Problem to solve ->
Tell how many lines in these records contain the string "Properties", with only the number as the reply.

Dataset entries ->
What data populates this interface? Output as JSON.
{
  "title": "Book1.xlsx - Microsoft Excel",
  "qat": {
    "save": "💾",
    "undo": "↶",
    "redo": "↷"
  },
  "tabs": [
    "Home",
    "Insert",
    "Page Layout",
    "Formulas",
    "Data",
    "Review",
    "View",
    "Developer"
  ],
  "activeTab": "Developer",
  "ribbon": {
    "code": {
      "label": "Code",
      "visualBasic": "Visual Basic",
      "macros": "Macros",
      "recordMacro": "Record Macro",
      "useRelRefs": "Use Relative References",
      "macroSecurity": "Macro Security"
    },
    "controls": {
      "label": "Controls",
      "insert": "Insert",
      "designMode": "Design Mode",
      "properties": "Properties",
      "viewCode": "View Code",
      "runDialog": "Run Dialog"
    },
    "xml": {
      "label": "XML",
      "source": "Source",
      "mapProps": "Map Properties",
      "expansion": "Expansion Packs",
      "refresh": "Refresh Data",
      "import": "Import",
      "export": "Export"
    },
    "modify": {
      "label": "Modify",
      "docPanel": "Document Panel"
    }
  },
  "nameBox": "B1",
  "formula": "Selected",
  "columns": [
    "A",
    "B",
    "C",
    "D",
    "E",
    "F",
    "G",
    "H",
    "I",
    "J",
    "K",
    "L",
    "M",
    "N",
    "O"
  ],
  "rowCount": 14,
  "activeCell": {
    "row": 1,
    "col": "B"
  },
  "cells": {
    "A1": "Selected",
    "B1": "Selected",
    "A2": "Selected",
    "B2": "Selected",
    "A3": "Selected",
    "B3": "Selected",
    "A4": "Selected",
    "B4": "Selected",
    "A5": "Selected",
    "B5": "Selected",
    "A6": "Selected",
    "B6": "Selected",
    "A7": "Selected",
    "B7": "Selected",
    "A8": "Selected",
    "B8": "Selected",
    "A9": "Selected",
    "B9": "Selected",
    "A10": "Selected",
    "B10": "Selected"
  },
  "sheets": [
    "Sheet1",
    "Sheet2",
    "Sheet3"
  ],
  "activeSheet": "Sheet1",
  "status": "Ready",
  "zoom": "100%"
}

Completed task ->
2